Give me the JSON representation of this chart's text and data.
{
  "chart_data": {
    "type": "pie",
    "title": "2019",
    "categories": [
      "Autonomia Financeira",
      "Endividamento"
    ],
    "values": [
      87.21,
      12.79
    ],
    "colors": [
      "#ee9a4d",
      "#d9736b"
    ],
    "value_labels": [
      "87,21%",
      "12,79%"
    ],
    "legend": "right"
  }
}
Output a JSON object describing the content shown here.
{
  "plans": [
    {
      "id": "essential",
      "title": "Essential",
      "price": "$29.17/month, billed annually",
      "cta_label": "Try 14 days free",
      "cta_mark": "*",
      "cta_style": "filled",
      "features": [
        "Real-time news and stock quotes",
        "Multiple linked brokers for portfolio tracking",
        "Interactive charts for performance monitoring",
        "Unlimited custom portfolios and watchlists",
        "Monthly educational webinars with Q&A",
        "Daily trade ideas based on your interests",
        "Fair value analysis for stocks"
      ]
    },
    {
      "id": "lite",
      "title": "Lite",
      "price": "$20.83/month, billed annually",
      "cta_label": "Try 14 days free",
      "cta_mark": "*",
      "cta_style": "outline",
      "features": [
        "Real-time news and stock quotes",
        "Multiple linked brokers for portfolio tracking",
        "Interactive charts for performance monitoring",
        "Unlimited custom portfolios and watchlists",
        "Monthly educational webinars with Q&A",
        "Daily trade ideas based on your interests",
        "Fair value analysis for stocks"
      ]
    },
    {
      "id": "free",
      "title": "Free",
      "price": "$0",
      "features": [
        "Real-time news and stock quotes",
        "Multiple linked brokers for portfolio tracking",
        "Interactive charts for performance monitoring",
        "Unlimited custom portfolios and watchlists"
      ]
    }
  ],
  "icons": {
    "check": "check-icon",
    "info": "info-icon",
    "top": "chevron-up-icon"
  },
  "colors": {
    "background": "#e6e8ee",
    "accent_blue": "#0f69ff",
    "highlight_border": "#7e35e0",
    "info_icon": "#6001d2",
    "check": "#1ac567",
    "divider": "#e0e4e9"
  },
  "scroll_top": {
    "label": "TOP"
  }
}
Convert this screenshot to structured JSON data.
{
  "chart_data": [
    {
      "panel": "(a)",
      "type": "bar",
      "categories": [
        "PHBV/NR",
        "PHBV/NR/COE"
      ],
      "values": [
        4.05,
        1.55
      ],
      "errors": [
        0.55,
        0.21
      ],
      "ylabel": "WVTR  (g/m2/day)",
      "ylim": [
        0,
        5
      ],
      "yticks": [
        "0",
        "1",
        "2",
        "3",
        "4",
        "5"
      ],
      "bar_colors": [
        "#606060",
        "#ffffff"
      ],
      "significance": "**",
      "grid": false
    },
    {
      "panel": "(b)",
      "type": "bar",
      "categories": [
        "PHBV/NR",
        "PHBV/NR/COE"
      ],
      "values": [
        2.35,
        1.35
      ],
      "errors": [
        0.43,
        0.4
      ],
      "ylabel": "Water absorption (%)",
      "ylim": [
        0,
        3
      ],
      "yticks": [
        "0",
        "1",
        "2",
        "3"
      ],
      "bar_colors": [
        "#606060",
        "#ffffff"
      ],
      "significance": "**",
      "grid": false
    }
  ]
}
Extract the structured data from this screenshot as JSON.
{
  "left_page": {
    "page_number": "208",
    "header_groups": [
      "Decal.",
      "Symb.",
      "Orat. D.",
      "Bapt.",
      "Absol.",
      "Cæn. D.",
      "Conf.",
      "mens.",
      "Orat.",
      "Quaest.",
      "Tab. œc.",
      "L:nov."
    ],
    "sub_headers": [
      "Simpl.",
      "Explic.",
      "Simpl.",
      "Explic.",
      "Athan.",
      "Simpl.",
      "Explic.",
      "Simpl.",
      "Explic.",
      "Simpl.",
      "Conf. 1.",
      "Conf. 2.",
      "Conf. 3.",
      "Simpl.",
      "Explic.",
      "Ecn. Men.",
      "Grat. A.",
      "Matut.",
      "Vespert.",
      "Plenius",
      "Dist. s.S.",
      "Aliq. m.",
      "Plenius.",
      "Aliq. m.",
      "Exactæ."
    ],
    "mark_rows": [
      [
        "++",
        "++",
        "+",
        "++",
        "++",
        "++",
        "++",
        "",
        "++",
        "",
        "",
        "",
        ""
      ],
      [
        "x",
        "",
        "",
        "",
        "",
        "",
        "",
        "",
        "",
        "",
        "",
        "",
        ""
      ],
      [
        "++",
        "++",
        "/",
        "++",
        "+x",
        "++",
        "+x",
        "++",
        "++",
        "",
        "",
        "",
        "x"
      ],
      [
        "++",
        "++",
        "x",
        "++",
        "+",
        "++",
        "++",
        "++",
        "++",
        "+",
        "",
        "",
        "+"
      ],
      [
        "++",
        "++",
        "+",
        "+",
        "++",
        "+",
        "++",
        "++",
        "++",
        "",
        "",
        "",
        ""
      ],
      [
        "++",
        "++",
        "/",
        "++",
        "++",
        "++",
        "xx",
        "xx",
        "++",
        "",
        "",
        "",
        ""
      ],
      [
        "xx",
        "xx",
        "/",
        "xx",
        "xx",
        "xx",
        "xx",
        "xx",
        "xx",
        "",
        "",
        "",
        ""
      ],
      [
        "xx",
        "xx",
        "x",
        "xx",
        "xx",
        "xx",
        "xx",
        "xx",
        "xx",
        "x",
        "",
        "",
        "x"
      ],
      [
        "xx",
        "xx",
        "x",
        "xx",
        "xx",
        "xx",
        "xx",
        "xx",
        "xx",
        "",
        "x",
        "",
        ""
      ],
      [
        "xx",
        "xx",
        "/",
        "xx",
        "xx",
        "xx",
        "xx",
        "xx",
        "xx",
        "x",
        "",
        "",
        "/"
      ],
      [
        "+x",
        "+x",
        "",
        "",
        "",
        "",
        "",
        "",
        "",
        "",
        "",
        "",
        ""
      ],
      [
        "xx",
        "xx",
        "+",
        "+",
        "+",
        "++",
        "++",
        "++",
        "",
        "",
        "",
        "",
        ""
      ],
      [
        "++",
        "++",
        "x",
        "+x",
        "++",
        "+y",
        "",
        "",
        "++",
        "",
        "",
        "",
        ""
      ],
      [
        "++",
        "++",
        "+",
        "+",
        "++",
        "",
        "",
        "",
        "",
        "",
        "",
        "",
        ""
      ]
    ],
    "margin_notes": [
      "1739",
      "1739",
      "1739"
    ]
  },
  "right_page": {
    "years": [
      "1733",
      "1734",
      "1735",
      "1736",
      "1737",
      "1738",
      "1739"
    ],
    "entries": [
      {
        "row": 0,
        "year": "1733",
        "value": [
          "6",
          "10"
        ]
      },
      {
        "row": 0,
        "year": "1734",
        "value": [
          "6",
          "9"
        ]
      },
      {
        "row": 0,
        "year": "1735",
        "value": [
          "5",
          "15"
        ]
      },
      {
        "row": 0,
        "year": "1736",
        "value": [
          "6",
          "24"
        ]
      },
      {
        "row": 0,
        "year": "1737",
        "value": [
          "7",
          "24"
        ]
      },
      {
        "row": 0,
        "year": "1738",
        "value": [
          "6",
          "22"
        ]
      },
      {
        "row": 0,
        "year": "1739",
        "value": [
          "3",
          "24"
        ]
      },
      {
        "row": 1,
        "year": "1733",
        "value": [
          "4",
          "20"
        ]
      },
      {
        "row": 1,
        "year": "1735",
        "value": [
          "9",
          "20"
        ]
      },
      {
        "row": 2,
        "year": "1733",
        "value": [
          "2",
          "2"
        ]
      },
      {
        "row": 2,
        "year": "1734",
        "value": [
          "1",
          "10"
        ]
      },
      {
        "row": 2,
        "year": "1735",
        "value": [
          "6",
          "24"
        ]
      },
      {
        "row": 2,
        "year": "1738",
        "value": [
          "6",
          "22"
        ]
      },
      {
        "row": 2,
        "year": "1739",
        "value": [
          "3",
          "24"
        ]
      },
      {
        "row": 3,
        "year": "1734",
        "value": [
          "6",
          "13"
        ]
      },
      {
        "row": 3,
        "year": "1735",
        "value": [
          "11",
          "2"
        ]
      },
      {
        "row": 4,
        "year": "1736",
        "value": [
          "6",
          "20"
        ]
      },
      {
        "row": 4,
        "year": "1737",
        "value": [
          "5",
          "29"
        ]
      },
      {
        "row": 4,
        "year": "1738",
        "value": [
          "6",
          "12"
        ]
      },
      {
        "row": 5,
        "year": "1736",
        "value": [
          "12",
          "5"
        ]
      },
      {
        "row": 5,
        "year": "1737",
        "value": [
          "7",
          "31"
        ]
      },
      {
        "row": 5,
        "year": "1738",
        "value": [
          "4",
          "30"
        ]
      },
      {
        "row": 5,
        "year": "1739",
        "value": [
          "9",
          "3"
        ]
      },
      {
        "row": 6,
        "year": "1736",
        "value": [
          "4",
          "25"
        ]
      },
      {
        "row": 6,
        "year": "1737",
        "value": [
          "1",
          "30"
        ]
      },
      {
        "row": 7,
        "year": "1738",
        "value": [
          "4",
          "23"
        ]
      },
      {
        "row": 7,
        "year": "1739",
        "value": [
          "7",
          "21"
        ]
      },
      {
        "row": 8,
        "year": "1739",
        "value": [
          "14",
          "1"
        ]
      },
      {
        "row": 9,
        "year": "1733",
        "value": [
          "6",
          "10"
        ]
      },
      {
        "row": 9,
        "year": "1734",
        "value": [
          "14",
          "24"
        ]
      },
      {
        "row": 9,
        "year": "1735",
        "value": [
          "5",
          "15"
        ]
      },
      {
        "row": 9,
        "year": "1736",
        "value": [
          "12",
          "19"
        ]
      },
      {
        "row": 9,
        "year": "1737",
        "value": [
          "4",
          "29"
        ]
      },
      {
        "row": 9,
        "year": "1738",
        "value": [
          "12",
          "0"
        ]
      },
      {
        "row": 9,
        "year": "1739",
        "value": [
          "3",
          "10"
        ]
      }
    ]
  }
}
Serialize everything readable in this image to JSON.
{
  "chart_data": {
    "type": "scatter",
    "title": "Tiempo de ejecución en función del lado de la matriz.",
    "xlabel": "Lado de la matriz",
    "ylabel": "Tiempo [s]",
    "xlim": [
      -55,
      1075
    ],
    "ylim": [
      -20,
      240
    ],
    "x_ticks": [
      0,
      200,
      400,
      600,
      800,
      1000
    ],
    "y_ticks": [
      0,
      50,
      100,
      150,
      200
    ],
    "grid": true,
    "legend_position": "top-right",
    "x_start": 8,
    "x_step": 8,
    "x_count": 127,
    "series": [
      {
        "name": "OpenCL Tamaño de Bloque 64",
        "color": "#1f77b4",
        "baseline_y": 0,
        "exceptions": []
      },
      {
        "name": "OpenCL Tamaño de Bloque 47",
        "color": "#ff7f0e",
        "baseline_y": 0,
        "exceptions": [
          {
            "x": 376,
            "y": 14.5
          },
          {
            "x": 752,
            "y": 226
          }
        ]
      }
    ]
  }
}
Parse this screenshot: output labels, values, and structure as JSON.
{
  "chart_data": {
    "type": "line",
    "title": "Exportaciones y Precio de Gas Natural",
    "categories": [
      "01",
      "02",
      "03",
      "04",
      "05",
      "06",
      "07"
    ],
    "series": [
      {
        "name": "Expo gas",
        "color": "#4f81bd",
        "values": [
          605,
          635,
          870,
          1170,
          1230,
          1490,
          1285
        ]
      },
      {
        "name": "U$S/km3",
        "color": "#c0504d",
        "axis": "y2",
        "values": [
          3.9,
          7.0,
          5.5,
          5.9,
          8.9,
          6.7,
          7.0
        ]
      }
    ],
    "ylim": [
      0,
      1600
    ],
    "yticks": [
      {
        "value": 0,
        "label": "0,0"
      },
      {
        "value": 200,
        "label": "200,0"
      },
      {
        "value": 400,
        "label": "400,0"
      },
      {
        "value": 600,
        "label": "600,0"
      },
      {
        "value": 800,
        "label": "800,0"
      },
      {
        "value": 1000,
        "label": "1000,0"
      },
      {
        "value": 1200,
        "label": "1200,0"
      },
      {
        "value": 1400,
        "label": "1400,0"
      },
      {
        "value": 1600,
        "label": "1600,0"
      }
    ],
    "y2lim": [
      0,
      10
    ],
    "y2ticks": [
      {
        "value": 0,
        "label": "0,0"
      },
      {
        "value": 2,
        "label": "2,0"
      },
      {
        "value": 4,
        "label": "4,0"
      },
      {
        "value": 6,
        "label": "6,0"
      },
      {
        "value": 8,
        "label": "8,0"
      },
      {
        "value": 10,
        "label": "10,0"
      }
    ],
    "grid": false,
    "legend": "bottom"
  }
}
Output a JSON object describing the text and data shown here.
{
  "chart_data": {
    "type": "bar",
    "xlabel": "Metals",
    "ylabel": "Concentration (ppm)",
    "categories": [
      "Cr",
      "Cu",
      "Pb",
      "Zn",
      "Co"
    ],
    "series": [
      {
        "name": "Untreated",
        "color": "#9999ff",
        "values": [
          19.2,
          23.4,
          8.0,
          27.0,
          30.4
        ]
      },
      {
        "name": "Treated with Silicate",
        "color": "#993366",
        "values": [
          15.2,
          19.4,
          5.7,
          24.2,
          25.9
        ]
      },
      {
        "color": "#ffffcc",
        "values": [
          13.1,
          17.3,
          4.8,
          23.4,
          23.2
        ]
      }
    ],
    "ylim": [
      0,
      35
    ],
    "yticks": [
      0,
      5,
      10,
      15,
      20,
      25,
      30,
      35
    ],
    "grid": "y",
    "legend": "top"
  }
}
══════════════════════════════
▶ [Your goal]
Within the listing above, copy each line that has the string "shown".

▶ [Response below]
Output a JSON object describing the content shown here.
Output a JSON object describing the text and data shown here.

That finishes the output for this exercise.